> _Directive_
Determine how many lines of this material contain "Kingdom". Give only the number.

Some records
+===+

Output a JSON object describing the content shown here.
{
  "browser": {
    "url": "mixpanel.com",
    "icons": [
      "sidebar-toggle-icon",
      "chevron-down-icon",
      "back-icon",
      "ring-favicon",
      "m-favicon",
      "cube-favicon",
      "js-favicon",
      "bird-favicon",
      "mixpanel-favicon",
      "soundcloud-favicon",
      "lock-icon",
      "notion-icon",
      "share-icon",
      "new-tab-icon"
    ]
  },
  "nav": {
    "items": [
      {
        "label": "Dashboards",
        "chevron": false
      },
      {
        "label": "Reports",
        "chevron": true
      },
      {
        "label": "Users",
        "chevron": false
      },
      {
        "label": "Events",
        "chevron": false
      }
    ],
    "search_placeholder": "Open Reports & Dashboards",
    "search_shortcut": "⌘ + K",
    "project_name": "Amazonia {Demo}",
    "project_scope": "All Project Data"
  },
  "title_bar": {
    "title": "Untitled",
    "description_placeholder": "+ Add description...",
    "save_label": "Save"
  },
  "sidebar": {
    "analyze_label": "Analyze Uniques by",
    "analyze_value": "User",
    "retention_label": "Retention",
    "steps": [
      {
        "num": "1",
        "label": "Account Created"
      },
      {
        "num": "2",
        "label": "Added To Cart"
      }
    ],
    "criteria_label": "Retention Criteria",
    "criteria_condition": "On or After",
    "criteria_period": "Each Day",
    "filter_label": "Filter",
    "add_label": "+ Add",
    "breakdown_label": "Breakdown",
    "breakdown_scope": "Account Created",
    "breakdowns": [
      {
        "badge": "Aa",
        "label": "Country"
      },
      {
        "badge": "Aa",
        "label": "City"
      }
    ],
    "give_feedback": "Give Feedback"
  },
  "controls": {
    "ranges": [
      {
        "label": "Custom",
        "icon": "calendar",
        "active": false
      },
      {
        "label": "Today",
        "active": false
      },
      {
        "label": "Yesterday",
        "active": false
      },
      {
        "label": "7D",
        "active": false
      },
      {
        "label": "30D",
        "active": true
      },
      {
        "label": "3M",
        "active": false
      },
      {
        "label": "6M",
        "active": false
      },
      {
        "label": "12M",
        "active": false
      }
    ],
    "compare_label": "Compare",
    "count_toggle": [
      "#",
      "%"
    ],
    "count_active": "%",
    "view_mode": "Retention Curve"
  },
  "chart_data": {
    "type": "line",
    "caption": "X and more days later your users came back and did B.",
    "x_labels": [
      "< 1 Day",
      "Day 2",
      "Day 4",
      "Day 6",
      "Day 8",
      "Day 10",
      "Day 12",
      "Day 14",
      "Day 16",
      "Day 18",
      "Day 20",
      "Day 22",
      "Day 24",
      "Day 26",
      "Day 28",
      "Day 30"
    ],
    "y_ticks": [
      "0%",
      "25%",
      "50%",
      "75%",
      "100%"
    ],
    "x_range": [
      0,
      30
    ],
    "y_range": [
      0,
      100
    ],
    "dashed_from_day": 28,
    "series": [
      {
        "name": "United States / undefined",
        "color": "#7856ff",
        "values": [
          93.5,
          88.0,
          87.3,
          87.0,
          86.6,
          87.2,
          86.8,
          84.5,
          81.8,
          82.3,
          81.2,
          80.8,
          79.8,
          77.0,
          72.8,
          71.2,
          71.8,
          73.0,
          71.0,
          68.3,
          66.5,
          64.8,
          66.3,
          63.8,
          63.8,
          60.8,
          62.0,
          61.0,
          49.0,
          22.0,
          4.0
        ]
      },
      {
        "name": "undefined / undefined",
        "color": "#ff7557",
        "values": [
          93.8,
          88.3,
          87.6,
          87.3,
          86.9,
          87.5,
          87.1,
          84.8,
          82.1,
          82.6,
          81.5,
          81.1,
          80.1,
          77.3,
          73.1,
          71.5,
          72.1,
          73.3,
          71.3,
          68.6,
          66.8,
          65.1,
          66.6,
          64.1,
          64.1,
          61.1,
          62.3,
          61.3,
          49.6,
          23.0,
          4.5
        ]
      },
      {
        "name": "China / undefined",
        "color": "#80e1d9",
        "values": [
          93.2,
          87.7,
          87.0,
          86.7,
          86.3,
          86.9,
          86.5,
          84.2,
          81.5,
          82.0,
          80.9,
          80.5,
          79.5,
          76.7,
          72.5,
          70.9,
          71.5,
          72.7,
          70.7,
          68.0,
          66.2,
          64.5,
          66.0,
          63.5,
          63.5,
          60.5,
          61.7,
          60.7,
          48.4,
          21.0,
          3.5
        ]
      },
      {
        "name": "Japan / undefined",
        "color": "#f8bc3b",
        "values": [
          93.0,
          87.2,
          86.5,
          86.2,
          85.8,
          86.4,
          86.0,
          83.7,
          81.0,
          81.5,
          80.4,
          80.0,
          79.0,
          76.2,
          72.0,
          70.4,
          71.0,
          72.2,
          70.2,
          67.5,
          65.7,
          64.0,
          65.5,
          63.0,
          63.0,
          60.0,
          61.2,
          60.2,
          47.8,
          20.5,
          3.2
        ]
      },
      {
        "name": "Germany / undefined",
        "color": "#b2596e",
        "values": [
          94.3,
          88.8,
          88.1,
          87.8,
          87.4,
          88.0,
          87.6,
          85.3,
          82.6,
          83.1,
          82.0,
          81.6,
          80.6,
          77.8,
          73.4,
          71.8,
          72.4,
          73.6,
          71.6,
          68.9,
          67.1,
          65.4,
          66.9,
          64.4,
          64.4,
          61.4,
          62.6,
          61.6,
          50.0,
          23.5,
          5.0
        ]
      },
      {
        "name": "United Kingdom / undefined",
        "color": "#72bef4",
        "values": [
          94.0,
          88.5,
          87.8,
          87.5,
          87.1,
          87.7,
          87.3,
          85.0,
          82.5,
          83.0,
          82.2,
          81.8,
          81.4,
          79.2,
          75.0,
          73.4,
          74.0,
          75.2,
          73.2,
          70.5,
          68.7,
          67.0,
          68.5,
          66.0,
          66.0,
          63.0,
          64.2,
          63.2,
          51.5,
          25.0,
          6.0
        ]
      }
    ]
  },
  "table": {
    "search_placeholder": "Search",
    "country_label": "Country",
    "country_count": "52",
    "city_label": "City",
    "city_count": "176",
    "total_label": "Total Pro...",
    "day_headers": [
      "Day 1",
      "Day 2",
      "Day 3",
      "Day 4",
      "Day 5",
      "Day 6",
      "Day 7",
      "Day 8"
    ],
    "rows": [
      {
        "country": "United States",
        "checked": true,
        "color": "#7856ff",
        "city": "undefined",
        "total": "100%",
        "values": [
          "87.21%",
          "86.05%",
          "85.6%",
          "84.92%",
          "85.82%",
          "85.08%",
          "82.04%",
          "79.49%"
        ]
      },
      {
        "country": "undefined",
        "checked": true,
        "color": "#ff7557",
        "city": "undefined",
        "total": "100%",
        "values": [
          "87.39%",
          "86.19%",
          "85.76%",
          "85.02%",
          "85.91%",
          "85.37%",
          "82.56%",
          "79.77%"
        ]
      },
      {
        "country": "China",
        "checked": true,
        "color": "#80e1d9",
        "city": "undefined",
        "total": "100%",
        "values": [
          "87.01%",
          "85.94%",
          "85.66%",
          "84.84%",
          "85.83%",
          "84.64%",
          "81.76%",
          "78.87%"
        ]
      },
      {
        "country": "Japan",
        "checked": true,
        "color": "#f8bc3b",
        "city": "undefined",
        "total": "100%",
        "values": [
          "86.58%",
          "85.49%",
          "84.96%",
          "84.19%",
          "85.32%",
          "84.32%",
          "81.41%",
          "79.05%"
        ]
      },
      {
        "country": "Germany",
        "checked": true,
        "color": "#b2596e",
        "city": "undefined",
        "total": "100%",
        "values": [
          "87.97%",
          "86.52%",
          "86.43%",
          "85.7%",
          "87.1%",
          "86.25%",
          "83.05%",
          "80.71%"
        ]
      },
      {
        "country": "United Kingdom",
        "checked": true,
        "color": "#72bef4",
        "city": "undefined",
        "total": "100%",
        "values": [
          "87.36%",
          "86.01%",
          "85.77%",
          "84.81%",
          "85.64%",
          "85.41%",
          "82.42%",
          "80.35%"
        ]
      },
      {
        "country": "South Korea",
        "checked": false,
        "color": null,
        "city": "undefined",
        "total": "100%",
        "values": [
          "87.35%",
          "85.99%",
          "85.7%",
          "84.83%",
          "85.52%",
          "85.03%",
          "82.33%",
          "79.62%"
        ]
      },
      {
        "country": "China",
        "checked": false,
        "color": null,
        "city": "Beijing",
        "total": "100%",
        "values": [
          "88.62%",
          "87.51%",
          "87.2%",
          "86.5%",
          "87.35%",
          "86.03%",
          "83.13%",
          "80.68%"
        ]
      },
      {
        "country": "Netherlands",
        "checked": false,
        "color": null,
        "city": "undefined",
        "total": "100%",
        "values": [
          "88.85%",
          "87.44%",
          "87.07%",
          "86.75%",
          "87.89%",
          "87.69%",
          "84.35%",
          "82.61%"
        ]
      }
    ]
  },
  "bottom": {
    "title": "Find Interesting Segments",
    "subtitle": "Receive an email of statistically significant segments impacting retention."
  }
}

+===+

> _Solution for this problem_
2